__Page excerpt__
· · · · ·
At that time, there were only three allies of the 28 at the time.
Only three were at or above 2%.
So sometimes I take the question, you know, now that President Trump's on the scene and he has upped the rhetoric, upped the demands on NATO allies to the point where they're now committed to 3.5%.
Who's more responsible?
Was it President Obama or President Trump?
And then you have this sort of partisan debate.
And my quick reply to that is, you've got the wrong president.
President Vladimir Putin is the president most responsible for the rise in defense spending.
Whether it started at 2% and today it's at 5%, I think the very clear and obvious military danger, conventional military danger, presented by Putin, first in 2014 and then later in 2022, he is the main driver behind the increased defense spending.
KATKO: Necessity is the mother of invention, as always, right?
LUTE: No question.
KATKO: Just looking into your crystal ball going forward, how do you think the health of NATO is going to be in the years going forward?
We've got about a minute left.
>> LUTE: Well, look, NATO is, I think, coping with the challenge from the east.
What's new today, and in fact I think in a way that NATO has not confronted before in its over 75 years of history, is the challenge from the West.
And that is the challenge from Washington, and in particular from the Trump administration.
So I think NATO will hold together because it's in the nations' interest.
The 32 members have an interest in mutual defense.
But there's no question that today NATO is under stresses that it has not seen before.
KATKO: Lastly, very quickly, should the U.S.
draw the line?
That's kind of the theme of the show today.
And where should America press allies harder?
And where could drawing the line too sharply weaken NATO?
LUTE: Look, I think the Trump administration has done a responsible thing, and that is to call on allies to take greater responsibility, a greater lead, in the conventional defense of Europe.
So I think that line makes sense.
What does not make sense, which I think would be moving too far across the line, would be to threaten that America would leave the alliance or would simply no longer have a commitment to backstop European allies.
So this is a delicate adjustment that's taking place.
Allies should be in the lead, but the U.S.
needs to be there as well.
KATKO: Ambassador Douglas Lute, thank you so much for a great conversation.
It's nice to see you again.
LUTE: Good to be with you.
♪ ♪ KATKO: Joining me on the trapeze is former Deputy Assistant Secretary of Defense for Europe and NATO, and a senior fellow at the Atlantic Council, Ian Brzezinski, and from the Cato Institute, foreign policy expert Justin Logan.
Welcome, gentlemen.
I want to get right into it.
Ian, NATO, since its inception until today, has it worked?
IAN BRZEZINSKI: It has been history's most successful military alliance, hands down.
It won the Cold War without firing a shot.
It brought peace to the Balkans.
And it demonstrated its operational effectiveness over a decade in Iraq and Afghanistan.
There is no military coalition that's been able to as effectively put lead downrange as NATO.
And this isn't an organization that not only is militarily effective, but it's backed by some $55 trillion to $60 trillion in economic weight.
It brings the power of political legitimacy.
That's so important.
You know, that's the kind of arsenal you want to have when you're dealing with the challenges of today, be it in Europe, the Middle East, the Indo-Pacific, or elsewhere.
KATKO: So, Justin, it's not perfect.
If it was perfect, we wouldn't be talking about it today on the show.
So tell me, what are your biggest concerns with NATO as it's currently operating?
LOGAN: Well, in a certain sense, we need to rewind a little bit.
And I know that's an annoying think tank guy thing to do.
· · · · ·
__Items__
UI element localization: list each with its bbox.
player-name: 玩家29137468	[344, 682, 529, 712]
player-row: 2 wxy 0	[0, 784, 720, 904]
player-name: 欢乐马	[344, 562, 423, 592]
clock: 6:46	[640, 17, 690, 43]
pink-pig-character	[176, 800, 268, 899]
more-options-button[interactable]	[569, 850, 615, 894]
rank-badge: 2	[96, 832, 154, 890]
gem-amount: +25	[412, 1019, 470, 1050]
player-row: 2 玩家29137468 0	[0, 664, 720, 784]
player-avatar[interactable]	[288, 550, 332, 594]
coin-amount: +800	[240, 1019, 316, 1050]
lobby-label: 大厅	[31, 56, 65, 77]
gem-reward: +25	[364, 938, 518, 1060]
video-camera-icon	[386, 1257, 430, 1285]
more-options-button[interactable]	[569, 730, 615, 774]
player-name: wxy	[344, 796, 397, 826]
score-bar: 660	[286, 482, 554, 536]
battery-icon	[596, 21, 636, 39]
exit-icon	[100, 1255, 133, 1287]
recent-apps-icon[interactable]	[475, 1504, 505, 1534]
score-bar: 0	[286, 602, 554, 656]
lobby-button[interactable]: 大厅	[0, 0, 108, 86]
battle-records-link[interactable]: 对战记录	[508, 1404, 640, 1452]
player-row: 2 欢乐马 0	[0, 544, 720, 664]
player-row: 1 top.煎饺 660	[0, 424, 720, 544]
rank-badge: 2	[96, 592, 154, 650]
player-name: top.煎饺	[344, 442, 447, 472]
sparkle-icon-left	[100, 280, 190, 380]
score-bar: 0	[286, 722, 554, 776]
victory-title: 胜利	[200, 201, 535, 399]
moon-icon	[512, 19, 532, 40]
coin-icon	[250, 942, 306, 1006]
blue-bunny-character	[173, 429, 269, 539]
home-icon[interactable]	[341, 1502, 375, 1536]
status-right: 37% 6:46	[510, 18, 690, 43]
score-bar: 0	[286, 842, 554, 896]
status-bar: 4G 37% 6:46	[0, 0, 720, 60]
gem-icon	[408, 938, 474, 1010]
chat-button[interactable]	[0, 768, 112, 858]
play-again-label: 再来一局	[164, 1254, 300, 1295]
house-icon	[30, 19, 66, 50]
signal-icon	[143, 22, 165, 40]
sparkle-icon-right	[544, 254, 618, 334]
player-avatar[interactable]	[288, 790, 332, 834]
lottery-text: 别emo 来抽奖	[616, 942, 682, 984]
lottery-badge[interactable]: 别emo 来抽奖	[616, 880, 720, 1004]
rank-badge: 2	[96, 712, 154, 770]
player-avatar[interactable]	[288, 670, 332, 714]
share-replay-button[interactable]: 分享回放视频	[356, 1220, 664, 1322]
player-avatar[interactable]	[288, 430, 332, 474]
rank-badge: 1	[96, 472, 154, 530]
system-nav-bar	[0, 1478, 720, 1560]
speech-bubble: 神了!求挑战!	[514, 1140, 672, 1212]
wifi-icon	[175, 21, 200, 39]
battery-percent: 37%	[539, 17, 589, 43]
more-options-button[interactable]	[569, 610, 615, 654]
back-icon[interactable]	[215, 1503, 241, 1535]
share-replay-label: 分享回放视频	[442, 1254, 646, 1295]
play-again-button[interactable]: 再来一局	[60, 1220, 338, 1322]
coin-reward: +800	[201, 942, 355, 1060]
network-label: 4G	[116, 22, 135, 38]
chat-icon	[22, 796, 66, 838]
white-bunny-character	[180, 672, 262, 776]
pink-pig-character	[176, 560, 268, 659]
· · · · ·
__What you will do__
(a) In the NATO transcript, who does Lute say is the president most responsible for the rise in defense spending?
(b) According to the NATO transcript, why does Lute expect the alliance to hold together despite the stresses it faces?
The material above comes from a different source than the NATO transcript.

__Problem solutions__
(a) Vladimir Putin.

(b) Lute says NATO will hold together because doing so is in the nations' interest. Its 32 members have an interest in mutual defense.